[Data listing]

☆ ☆ ☆ ☆ ☆

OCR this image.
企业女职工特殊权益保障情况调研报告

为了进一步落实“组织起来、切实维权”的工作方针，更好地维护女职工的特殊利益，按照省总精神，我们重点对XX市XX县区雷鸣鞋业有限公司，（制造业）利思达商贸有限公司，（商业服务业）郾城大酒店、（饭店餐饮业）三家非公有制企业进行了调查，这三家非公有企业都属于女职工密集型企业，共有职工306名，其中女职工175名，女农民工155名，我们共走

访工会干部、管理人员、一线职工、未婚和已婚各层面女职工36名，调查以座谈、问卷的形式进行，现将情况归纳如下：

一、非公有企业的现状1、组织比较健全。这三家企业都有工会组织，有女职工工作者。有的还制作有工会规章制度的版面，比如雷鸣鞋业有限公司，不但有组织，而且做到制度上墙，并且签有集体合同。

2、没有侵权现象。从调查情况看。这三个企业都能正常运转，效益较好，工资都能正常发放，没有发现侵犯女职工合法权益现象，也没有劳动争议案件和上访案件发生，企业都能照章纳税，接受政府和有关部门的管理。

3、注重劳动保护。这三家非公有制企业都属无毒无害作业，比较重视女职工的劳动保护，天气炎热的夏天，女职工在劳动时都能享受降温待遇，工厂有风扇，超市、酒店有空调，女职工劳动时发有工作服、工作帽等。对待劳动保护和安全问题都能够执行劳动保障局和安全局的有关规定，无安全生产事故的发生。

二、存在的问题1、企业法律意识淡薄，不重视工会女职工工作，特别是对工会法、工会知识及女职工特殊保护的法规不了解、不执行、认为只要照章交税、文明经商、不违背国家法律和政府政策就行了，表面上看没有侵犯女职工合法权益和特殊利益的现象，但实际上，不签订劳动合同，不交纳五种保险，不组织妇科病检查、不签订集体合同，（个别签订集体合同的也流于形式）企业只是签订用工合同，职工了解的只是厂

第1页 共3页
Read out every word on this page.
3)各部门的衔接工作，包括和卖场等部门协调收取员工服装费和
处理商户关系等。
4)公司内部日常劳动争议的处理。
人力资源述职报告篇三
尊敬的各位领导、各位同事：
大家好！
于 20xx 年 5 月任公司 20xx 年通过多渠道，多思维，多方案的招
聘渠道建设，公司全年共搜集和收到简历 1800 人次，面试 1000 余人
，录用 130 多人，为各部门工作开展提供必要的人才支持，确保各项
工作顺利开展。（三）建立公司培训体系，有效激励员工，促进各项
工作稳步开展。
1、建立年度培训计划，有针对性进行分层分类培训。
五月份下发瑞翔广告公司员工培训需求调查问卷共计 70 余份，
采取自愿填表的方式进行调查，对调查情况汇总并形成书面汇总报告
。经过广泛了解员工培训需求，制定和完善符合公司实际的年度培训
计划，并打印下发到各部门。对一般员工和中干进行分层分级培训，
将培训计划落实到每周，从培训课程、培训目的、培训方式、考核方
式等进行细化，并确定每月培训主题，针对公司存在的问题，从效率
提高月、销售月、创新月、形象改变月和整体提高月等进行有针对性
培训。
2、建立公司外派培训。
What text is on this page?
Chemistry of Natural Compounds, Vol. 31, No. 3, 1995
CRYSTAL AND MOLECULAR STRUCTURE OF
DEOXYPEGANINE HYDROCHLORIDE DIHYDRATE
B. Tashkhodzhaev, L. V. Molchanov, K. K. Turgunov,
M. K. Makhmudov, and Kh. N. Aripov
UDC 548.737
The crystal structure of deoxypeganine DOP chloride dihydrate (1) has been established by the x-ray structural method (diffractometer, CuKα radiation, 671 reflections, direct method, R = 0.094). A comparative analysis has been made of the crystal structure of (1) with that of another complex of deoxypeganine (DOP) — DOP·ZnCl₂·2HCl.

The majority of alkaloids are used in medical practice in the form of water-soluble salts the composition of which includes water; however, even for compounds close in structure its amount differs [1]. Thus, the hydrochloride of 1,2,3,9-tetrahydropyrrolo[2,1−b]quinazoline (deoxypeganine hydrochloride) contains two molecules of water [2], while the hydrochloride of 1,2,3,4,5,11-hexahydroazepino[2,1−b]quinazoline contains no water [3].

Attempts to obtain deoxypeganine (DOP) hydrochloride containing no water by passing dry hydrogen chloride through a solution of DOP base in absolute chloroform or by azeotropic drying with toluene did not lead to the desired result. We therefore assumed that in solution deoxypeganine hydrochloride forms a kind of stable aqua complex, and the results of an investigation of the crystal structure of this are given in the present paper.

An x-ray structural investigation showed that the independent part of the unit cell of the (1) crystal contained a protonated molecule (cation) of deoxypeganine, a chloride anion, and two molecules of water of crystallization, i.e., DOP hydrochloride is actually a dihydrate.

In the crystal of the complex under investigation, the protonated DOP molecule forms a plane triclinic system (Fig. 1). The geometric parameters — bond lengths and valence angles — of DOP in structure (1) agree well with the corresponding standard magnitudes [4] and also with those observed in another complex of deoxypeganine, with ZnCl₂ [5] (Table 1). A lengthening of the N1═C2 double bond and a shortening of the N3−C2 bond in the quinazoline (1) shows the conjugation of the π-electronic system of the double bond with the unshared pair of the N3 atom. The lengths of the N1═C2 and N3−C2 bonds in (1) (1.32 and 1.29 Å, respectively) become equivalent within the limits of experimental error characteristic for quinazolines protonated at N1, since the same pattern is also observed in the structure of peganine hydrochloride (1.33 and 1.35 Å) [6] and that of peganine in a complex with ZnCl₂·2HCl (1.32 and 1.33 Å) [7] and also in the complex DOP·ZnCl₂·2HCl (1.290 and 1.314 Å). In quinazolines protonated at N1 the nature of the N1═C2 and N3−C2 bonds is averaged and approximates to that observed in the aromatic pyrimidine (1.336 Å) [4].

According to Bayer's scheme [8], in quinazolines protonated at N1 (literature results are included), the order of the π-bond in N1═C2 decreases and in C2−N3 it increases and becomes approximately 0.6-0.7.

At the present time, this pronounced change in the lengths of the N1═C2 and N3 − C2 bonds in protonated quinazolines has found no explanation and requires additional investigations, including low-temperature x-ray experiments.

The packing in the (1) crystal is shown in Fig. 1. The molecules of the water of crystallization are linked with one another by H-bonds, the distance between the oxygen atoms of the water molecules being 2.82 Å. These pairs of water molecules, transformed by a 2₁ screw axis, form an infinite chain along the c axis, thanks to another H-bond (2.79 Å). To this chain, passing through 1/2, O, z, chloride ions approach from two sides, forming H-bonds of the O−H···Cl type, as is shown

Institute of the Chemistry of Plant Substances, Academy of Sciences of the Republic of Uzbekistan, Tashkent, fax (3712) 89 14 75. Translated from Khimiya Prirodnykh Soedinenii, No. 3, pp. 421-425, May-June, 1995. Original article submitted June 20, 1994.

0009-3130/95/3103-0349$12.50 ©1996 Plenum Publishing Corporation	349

☆ ☆ ☆ ☆ ☆

● GOAL:
Copy all the records above exactly, missing none.

● EXERCISE OUTPUT:
OCR this image.
企业女职工特殊权益保障情况调研报告

为了进一步落实“组织起来、切实维权”的工作方针，更好地维护女职工的特殊利益，按照省总精神，我们重点对XX市XX县区雷鸣鞋业有限公司，（制造业）利思达商贸有限公司，（商业服务业）郾城大酒店、（饭店餐饮业）三家非公有制企业进行了调查，这三家非公有企业都属于女职工密集型企业，共有职工306名，其中女职工175名，女农民工155名，我们共走

访工会干部、管理人员、一线职工、未婚和已婚各层面女职工36名，调查以座谈、问卷的形式进行，现将情况归纳如下：

一、非公有企业的现状1、组织比较健全。这三家企业都有工会组织，有女职工工作者。有的还制作有工会规章制度的版面，比如雷鸣鞋业有限公司，不但有组织，而且做到制度上墙，并且签有集体合同。

2、没有侵权现象。从调查情况看。这三个企业都能正常运转，效益较好，工资都能正常发放，没有发现侵犯女职工合法权益现象，也没有劳动争议案件和上访案件发生，企业都能照章纳税，接受政府和有关部门的管理。

3、注重劳动保护。这三家非公有制企业都属无毒无害作业，比较重视女职工的劳动保护，天气炎热的夏天，女职工在劳动时都能享受降温待遇，工厂有风扇，超市、酒店有空调，女职工劳动时发有工作服、工作帽等。对待劳动保护和安全问题都能够执行劳动保障局和安全局的有关规定，无安全生产事故的发生。

二、存在的问题1、企业法律意识淡薄，不重视工会女职工工作，特别是对工会法、工会知识及女职工特殊保护的法规不了解、不执行、认为只要照章交税、文明经商、不违背国家法律和政府政策就行了，表面上看没有侵犯女职工合法权益和特殊利益的现象，但实际上，不签订劳动合同，不交纳五种保险，不组织妇科病检查、不签订集体合同，（个别签订集体合同的也流于形式）企业只是签订用工合同，职工了解的只是厂

第1页 共3页
Read out every word on this page.
3)各部门的衔接工作，包括和卖场等部门协调收取员工服装费和
处理商户关系等。
4)公司内部日常劳动争议的处理。
人力资源述职报告篇三
尊敬的各位领导、各位同事：
大家好！
于 20xx 年 5 月任公司 20xx 年通过多渠道，多思维，多方案的招
聘渠道建设，公司全年共搜集和收到简历 1800 人次，面试 1000 余人
，录用 130 多人，为各部门工作开展提供必要的人才支持，确保各项
工作顺利开展。（三）建立公司培训体系，有效激励员工，促进各项
工作稳步开展。
1、建立年度培训计划，有针对性进行分层分类培训。
五月份下发瑞翔广告公司员工培训需求调查问卷共计 70 余份，
采取自愿填表的方式进行调查，对调查情况汇总并形成书面汇总报告
。经过广泛了解员工培训需求，制定和完善符合公司实际的年度培训
计划，并打印下发到各部门。对一般员工和中干进行分层分级培训，
将培训计划落实到每周，从培训课程、培训目的、培训方式、考核方
式等进行细化，并确定每月培训主题，针对公司存在的问题，从效率
提高月、销售月、创新月、形象改变月和整体提高月等进行有针对性
培训。
2、建立公司外派培训。
What text is on this page?
Chemistry of Natural Compounds, Vol. 31, No. 3, 1995
CRYSTAL AND MOLECULAR STRUCTURE OF
DEOXYPEGANINE HYDROCHLORIDE DIHYDRATE
B. Tashkhodzhaev, L. V. Molchanov, K. K. Turgunov,
M. K. Makhmudov, and Kh. N. Aripov
UDC 548.737
The crystal structure of deoxypeganine DOP chloride dihydrate (1) has been established by the x-ray structural method (diffractometer, CuKα radiation, 671 reflections, direct method, R = 0.094). A comparative analysis has been made of the crystal structure of (1) with that of another complex of deoxypeganine (DOP) — DOP·ZnCl₂·2HCl.

The majority of alkaloids are used in medical practice in the form of water-soluble salts the composition of which includes water; however, even for compounds close in structure its amount differs [1]. Thus, the hydrochloride of 1,2,3,9-tetrahydropyrrolo[2,1−b]quinazoline (deoxypeganine hydrochloride) contains two molecules of water [2], while the hydrochloride of 1,2,3,4,5,11-hexahydroazepino[2,1−b]quinazoline contains no water [3].

Attempts to obtain deoxypeganine (DOP) hydrochloride containing no water by passing dry hydrogen chloride through a solution of DOP base in absolute chloroform or by azeotropic drying with toluene did not lead to the desired result. We therefore assumed that in solution deoxypeganine hydrochloride forms a kind of stable aqua complex, and the results of an investigation of the crystal structure of this are given in the present paper.

An x-ray structural investigation showed that the independent part of the unit cell of the (1) crystal contained a protonated molecule (cation) of deoxypeganine, a chloride anion, and two molecules of water of crystallization, i.e., DOP hydrochloride is actually a dihydrate.

In the crystal of the complex under investigation, the protonated DOP molecule forms a plane triclinic system (Fig. 1). The geometric parameters — bond lengths and valence angles — of DOP in structure (1) agree well with the corresponding standard magnitudes [4] and also with those observed in another complex of deoxypeganine, with ZnCl₂ [5] (Table 1). A lengthening of the N1═C2 double bond and a shortening of the N3−C2 bond in the quinazoline (1) shows the conjugation of the π-electronic system of the double bond with the unshared pair of the N3 atom. The lengths of the N1═C2 and N3−C2 bonds in (1) (1.32 and 1.29 Å, respectively) become equivalent within the limits of experimental error characteristic for quinazolines protonated at N1, since the same pattern is also observed in the structure of peganine hydrochloride (1.33 and 1.35 Å) [6] and that of peganine in a complex with ZnCl₂·2HCl (1.32 and 1.33 Å) [7] and also in the complex DOP·ZnCl₂·2HCl (1.290 and 1.314 Å). In quinazolines protonated at N1 the nature of the N1═C2 and N3−C2 bonds is averaged and approximates to that observed in the aromatic pyrimidine (1.336 Å) [4].

According to Bayer's scheme [8], in quinazolines protonated at N1 (literature results are included), the order of the π-bond in N1═C2 decreases and in C2−N3 it increases and becomes approximately 0.6-0.7.

At the present time, this pronounced change in the lengths of the N1═C2 and N3 − C2 bonds in protonated quinazolines has found no explanation and requires additional investigations, including low-temperature x-ray experiments.

The packing in the (1) crystal is shown in Fig. 1. The molecules of the water of crystallization are linked with one another by H-bonds, the distance between the oxygen atoms of the water molecules being 2.82 Å. These pairs of water molecules, transformed by a 2₁ screw axis, form an infinite chain along the c axis, thanks to another H-bond (2.79 Å). To this chain, passing through 1/2, O, z, chloride ions approach from two sides, forming H-bonds of the O−H···Cl type, as is shown

Institute of the Chemistry of Plant Substances, Academy of Sciences of the Republic of Uzbekistan, Tashkent, fax (3712) 89 14 75. Translated from Khimiya Prirodnykh Soedinenii, No. 3, pp. 421-425, May-June, 1995. Original article submitted June 20, 1994.

0009-3130/95/3103-0349$12.50 ©1996 Plenum Publishing Corporation	349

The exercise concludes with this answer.